▸ **Supplied entries**:

****

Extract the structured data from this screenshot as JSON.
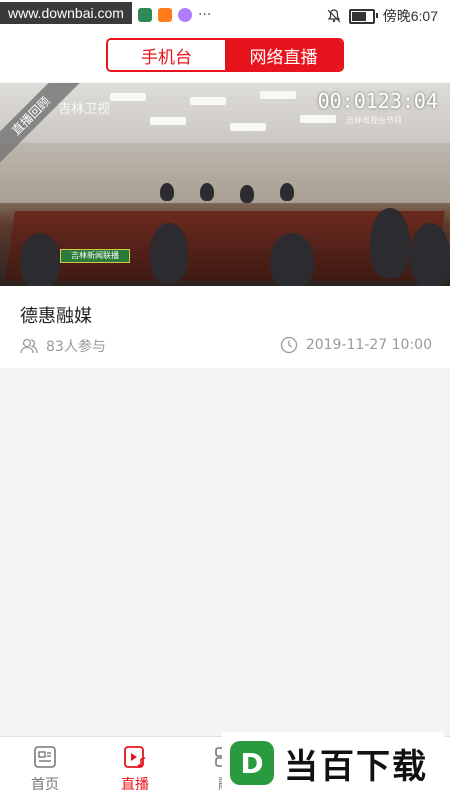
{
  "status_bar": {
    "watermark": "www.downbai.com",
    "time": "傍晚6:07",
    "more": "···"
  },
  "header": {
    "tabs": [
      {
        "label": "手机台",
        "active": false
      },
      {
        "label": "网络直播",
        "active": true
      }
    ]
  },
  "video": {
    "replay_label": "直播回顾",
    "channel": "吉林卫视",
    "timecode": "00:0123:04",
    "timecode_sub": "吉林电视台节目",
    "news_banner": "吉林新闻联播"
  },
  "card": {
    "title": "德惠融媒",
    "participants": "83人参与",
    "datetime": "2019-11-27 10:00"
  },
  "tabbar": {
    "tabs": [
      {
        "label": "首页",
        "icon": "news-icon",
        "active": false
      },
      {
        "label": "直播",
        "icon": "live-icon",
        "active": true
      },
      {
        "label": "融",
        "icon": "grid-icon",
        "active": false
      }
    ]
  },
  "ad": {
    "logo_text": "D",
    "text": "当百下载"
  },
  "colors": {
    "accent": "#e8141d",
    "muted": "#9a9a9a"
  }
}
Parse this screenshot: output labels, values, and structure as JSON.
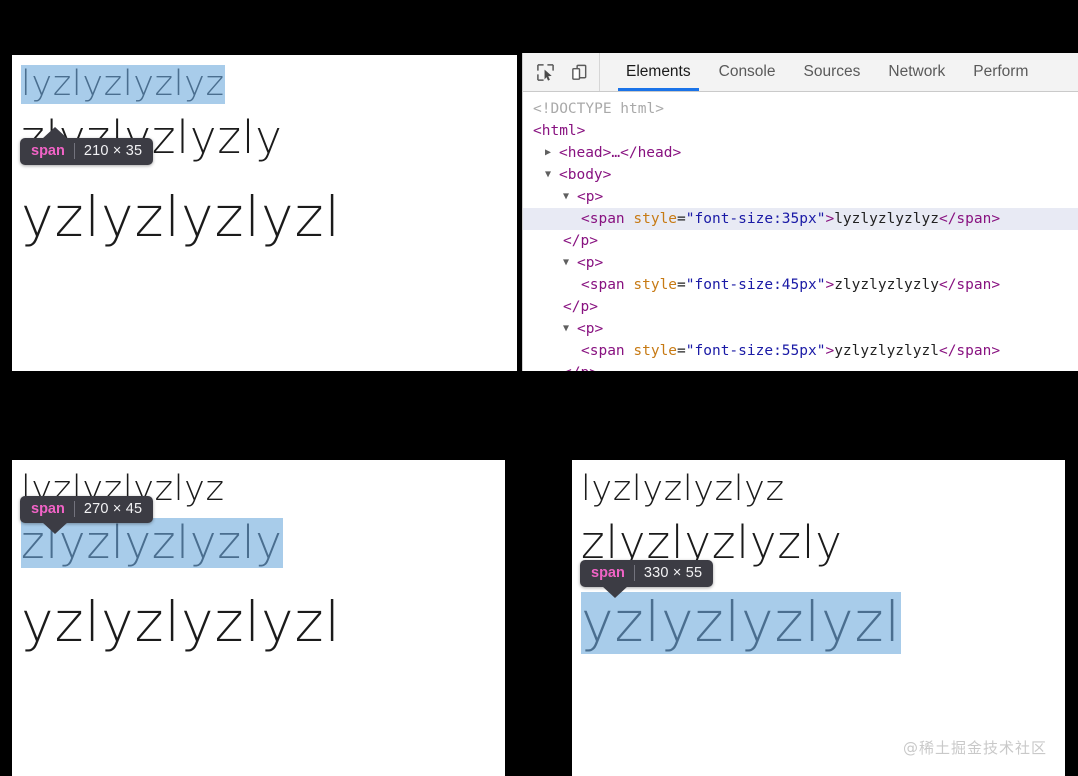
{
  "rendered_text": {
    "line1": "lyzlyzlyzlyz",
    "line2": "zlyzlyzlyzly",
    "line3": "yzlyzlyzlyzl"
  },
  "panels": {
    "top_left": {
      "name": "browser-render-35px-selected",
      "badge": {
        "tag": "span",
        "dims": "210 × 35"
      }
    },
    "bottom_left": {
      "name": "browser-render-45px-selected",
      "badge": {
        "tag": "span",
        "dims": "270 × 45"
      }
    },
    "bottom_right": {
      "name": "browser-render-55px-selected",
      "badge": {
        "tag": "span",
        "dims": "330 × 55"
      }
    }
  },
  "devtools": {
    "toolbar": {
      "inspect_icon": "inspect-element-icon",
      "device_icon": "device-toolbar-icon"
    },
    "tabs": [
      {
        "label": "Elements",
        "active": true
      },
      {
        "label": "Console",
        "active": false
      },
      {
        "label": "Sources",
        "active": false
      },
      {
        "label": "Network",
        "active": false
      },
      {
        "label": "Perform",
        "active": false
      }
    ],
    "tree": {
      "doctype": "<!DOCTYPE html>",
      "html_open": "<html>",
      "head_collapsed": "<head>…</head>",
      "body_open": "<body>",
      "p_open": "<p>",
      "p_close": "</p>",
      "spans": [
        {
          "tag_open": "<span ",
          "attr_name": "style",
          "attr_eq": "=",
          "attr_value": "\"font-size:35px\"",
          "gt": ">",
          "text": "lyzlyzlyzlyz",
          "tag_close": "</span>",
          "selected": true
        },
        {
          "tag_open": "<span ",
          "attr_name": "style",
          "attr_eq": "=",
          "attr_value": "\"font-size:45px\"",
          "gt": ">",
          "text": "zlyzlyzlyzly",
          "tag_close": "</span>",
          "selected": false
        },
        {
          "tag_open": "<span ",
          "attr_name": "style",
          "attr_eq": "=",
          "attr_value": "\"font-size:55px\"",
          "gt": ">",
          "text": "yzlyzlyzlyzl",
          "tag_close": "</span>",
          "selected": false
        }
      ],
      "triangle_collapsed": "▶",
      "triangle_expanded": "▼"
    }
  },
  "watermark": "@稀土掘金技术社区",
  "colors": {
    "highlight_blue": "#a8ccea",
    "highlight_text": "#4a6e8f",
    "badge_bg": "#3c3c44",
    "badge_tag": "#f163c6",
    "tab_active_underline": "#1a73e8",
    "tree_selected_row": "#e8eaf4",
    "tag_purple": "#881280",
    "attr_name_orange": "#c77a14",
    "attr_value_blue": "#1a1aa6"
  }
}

****

▸ **Exercise directions**:
Generate a word-for-word copy of the preceding records, excluding all pictures.

▸ **Finished answer**:
Extract the structured data from this screenshot as JSON.
{
  "status_bar": {
    "watermark": "www.downbai.com",
    "time": "傍晚6:07",
    "more": "···"
  },
  "header": {
    "tabs": [
      {
        "label": "手机台",
        "active": false
      },
      {
        "label": "网络直播",
        "active": true
      }
    ]
  },
  "video": {
    "replay_label": "直播回顾",
    "channel": "吉林卫视",
    "timecode": "00:0123:04",
    "timecode_sub": "吉林电视台节目",
    "news_banner": "吉林新闻联播"
  },
  "card": {
    "title": "德惠融媒",
    "participants": "83人参与",
    "datetime": "2019-11-27 10:00"
  },
  "tabbar": {
    "tabs": [
      {
        "label": "首页",
        "icon": "news-icon",
        "active": false
      },
      {
        "label": "直播",
        "icon": "live-icon",
        "active": true
      },
      {
        "label": "融",
        "icon": "grid-icon",
        "active": false
      }
    ]
  },
  "ad": {
    "logo_text": "D",
    "text": "当百下载"
  },
  "colors": {
    "accent": "#e8141d",
    "muted": "#9a9a9a"
  }
}
Parse this screenshot: output labels, values, and structure as JSON.
{
  "rendered_text": {
    "line1": "lyzlyzlyzlyz",
    "line2": "zlyzlyzlyzly",
    "line3": "yzlyzlyzlyzl"
  },
  "panels": {
    "top_left": {
      "name": "browser-render-35px-selected",
      "badge": {
        "tag": "span",
        "dims": "210 × 35"
      }
    },
    "bottom_left": {
      "name": "browser-render-45px-selected",
      "badge": {
        "tag": "span",
        "dims": "270 × 45"
      }
    },
    "bottom_right": {
      "name": "browser-render-55px-selected",
      "badge": {
        "tag": "span",
        "dims": "330 × 55"
      }
    }
  },
  "devtools": {
    "toolbar": {
      "inspect_icon": "inspect-element-icon",
      "device_icon": "device-toolbar-icon"
    },
    "tabs": [
      {
        "label": "Elements",
        "active": true
      },
      {
        "label": "Console",
        "active": false
      },
      {
        "label": "Sources",
        "active": false
      },
      {
        "label": "Network",
        "active": false
      },
      {
        "label": "Perform",
        "active": false
      }
    ],
    "tree": {
      "doctype": "<!DOCTYPE html>",
      "html_open": "<html>",
      "head_collapsed": "<head>…</head>",
      "body_open": "<body>",
      "p_open": "<p>",
      "p_close": "</p>",
      "spans": [
        {
          "tag_open": "<span ",
          "attr_name": "style",
          "attr_eq": "=",
          "attr_value": "\"font-size:35px\"",
          "gt": ">",
          "text": "lyzlyzlyzlyz",
          "tag_close": "</span>",
          "selected": true
        },
        {
          "tag_open": "<span ",
          "attr_name": "style",
          "attr_eq": "=",
          "attr_value": "\"font-size:45px\"",
          "gt": ">",
          "text": "zlyzlyzlyzly",
          "tag_close": "</span>",
          "selected": false
        },
        {
          "tag_open": "<span ",
          "attr_name": "style",
          "attr_eq": "=",
          "attr_value": "\"font-size:55px\"",
          "gt": ">",
          "text": "yzlyzlyzlyzl",
          "tag_close": "</span>",
          "selected": false
        }
      ],
      "triangle_collapsed": "▶",
      "triangle_expanded": "▼"
    }
  },
  "watermark": "@稀土掘金技术社区",
  "colors": {
    "highlight_blue": "#a8ccea",
    "highlight_text": "#4a6e8f",
    "badge_bg": "#3c3c44",
    "badge_tag": "#f163c6",
    "tab_active_underline": "#1a73e8",
    "tree_selected_row": "#e8eaf4",
    "tag_purple": "#881280",
    "attr_name_orange": "#c77a14",
    "attr_value_blue": "#1a1aa6"
  }
}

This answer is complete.